## TASK REQUIREMENTS
Check each line of the records for "жителей"; collect those that have it.

— START PROVIDED MATERIAL —

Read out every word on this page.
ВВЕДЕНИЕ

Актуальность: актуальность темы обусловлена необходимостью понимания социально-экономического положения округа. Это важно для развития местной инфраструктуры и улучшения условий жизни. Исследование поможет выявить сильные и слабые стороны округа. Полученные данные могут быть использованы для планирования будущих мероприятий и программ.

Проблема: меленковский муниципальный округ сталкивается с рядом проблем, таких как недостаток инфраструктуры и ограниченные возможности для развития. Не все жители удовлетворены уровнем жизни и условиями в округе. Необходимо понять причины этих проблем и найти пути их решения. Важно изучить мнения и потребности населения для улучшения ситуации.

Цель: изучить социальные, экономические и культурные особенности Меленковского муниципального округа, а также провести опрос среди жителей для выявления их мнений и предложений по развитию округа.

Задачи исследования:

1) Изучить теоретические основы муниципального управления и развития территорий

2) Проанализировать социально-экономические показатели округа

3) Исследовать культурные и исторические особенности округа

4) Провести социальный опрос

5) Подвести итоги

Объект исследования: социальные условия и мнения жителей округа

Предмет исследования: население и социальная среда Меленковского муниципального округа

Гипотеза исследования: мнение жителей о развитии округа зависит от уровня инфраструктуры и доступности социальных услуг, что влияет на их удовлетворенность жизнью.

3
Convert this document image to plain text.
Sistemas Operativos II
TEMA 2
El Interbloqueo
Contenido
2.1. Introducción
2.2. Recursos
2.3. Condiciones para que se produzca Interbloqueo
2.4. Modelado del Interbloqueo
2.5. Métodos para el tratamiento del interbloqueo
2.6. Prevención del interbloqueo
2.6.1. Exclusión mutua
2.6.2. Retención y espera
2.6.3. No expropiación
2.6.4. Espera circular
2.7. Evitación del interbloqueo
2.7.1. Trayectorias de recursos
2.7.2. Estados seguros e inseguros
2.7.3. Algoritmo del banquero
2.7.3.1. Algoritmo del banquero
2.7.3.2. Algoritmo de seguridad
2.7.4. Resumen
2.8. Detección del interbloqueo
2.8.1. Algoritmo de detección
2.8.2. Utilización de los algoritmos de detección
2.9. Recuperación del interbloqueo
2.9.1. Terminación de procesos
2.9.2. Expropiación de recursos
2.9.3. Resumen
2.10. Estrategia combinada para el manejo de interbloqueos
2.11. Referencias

— END PROVIDED MATERIAL —

## FINAL RESULT
Цель: изучить социальные, экономические и культурные особенности Меленковского муниципального округа, а также провести опрос среди жителей для выявления их мнений и предложений по развитию округа.
Объект исследования: социальные условия и мнения жителей округа
Гипотеза исследования: мнение жителей о развитии округа зависит от уровня инфраструктуры и доступности социальных услуг, что влияет на их удовлетворенность жизнью.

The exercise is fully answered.